Data records:
>>

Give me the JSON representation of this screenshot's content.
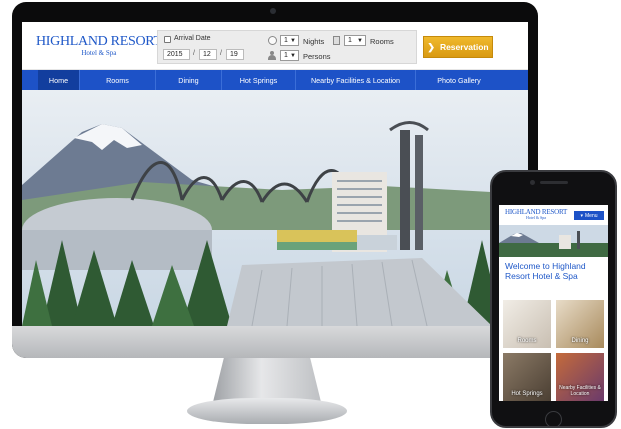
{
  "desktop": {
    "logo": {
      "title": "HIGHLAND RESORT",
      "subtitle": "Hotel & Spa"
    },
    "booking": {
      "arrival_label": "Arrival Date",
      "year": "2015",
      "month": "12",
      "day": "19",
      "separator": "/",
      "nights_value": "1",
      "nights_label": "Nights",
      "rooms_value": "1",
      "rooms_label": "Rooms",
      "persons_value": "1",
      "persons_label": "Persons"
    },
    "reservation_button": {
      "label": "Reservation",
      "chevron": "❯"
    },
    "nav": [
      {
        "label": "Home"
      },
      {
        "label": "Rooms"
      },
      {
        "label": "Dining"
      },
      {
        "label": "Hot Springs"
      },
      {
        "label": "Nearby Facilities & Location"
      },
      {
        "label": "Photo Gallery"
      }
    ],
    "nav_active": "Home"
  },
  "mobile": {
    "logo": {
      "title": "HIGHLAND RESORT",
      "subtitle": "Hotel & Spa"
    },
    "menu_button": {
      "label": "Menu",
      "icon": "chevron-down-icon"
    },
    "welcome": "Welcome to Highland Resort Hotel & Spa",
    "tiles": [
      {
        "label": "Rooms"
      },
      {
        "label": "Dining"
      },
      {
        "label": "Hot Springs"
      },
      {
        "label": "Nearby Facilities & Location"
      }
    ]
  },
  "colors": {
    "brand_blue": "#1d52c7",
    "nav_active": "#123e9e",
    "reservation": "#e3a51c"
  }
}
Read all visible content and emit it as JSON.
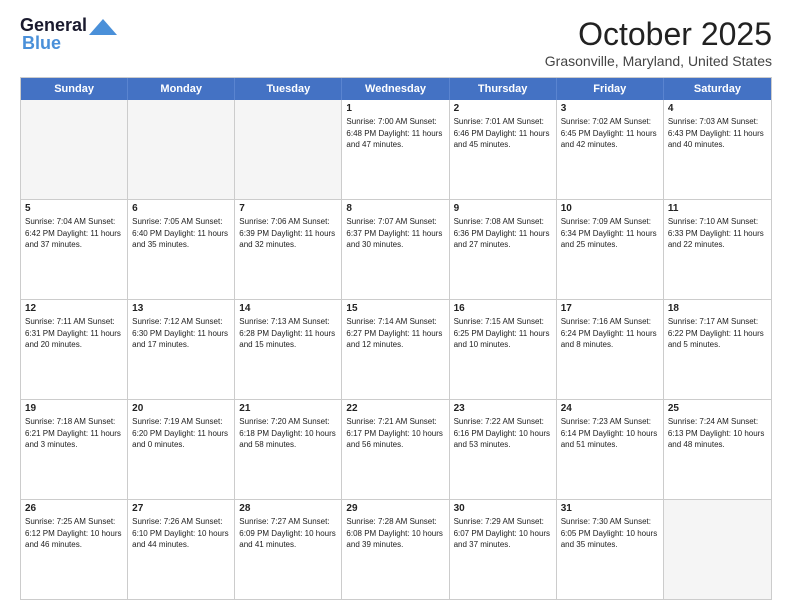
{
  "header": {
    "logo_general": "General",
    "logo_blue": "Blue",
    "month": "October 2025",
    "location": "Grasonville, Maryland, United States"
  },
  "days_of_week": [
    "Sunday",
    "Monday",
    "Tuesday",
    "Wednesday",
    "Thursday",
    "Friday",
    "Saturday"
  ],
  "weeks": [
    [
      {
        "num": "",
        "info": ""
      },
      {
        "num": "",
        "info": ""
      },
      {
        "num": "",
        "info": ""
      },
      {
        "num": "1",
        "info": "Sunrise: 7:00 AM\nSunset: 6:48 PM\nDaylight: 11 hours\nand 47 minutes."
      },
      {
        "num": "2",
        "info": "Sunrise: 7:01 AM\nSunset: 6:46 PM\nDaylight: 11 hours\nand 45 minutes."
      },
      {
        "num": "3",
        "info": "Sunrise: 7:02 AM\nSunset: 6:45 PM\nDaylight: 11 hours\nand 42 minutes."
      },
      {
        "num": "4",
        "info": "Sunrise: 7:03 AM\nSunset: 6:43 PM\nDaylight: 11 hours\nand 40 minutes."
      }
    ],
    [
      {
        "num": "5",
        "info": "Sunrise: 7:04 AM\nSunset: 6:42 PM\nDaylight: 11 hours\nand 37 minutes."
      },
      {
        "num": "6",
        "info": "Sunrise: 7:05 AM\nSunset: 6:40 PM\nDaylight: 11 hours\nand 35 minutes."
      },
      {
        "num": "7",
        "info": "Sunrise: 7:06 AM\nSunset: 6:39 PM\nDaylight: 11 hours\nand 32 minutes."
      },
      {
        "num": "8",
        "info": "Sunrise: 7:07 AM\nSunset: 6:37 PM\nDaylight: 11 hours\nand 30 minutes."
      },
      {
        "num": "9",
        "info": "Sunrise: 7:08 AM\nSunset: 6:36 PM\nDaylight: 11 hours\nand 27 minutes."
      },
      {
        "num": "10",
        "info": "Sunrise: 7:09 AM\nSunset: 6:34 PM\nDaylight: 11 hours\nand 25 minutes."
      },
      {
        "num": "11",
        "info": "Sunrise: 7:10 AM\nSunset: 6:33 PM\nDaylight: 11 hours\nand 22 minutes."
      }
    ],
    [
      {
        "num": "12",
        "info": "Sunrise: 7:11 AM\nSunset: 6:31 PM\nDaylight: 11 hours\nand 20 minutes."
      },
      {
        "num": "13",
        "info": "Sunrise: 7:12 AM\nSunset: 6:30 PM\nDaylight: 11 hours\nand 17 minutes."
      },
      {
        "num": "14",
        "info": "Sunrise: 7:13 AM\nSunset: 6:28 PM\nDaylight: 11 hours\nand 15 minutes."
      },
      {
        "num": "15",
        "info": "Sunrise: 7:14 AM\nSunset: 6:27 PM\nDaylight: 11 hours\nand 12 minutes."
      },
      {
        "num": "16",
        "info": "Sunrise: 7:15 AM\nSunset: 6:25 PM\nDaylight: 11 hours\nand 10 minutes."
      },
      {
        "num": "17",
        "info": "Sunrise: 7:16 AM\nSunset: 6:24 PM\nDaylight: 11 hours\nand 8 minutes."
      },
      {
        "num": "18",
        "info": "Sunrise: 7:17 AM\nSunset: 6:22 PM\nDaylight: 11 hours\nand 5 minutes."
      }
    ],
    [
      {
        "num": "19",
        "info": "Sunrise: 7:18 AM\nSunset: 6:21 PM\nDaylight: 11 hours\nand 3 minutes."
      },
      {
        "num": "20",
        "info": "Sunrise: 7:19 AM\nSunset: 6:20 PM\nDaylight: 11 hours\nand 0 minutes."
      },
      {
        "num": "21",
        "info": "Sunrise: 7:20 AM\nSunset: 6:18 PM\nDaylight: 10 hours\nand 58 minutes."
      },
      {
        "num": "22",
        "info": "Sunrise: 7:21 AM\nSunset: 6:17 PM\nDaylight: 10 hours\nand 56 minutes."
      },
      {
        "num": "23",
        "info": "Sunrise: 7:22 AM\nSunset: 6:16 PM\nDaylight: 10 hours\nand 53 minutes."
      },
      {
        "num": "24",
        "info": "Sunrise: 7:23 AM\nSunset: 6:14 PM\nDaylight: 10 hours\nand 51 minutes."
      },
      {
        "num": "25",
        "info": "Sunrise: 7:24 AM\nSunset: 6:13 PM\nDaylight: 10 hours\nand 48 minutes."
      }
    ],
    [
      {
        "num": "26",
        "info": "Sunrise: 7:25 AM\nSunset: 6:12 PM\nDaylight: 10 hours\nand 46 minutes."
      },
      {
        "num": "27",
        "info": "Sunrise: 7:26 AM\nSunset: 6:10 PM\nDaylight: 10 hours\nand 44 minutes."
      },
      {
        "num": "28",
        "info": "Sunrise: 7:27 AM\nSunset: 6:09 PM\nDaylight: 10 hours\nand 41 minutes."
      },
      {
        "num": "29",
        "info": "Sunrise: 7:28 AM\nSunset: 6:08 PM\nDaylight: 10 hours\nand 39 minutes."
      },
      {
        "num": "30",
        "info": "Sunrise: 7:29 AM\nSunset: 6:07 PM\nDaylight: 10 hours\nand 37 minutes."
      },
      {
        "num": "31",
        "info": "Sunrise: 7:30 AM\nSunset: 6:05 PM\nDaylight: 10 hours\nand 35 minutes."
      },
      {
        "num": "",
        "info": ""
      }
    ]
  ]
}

<<

*GIVEN INSTRUCTION:*
Which lines include "content"? Copy each of them out.

*RESPONSE BELOW:*
Give me the JSON representation of this screenshot's content.
Read all visible content and emit it as JSON.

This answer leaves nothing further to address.